**Aim**
Every line of the material is to be repeated exactly as it stands.

== Material for the task

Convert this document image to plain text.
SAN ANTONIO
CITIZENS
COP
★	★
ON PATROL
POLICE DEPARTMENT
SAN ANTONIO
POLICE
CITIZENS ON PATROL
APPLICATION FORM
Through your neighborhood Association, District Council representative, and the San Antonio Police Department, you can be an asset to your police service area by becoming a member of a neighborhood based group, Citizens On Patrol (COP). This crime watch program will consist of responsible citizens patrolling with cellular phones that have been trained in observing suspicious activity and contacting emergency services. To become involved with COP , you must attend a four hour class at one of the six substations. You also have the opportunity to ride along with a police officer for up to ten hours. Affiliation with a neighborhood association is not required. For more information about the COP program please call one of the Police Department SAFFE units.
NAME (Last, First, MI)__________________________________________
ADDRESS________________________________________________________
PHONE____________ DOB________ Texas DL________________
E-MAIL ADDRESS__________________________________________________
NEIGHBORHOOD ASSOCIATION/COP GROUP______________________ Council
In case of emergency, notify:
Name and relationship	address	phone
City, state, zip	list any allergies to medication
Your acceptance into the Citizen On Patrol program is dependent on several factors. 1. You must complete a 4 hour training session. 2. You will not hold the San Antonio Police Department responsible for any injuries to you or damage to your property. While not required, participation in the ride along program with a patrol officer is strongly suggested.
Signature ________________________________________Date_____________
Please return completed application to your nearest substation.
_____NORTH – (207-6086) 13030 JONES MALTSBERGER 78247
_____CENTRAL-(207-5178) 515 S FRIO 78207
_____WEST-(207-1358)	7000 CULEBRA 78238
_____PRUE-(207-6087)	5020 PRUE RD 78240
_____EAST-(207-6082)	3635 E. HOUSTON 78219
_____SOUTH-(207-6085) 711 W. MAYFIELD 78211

====

**Task output**
Convert this document image to plain text.
SAN ANTONIO
CITIZENS
COP
★	★
ON PATROL
POLICE DEPARTMENT
SAN ANTONIO
POLICE
CITIZENS ON PATROL
APPLICATION FORM
Through your neighborhood Association, District Council representative, and the San Antonio Police Department, you can be an asset to your police service area by becoming a member of a neighborhood based group, Citizens On Patrol (COP). This crime watch program will consist of responsible citizens patrolling with cellular phones that have been trained in observing suspicious activity and contacting emergency services. To become involved with COP , you must attend a four hour class at one of the six substations. You also have the opportunity to ride along with a police officer for up to ten hours. Affiliation with a neighborhood association is not required. For more information about the COP program please call one of the Police Department SAFFE units.
NAME (Last, First, MI)__________________________________________
ADDRESS________________________________________________________
PHONE____________ DOB________ Texas DL________________
E-MAIL ADDRESS__________________________________________________
NEIGHBORHOOD ASSOCIATION/COP GROUP______________________ Council
In case of emergency, notify:
Name and relationship	address	phone
City, state, zip	list any allergies to medication
Your acceptance into the Citizen On Patrol program is dependent on several factors. 1. You must complete a 4 hour training session. 2. You will not hold the San Antonio Police Department responsible for any injuries to you or damage to your property. While not required, participation in the ride along program with a patrol officer is strongly suggested.
Signature ________________________________________Date_____________
Please return completed application to your nearest substation.
_____NORTH – (207-6086) 13030 JONES MALTSBERGER 78247
_____CENTRAL-(207-5178) 515 S FRIO 78207
_____WEST-(207-1358)	7000 CULEBRA 78238
_____PRUE-(207-6087)	5020 PRUE RD 78240
_____EAST-(207-6082)	3635 E. HOUSTON 78219
_____SOUTH-(207-6085) 711 W. MAYFIELD 78211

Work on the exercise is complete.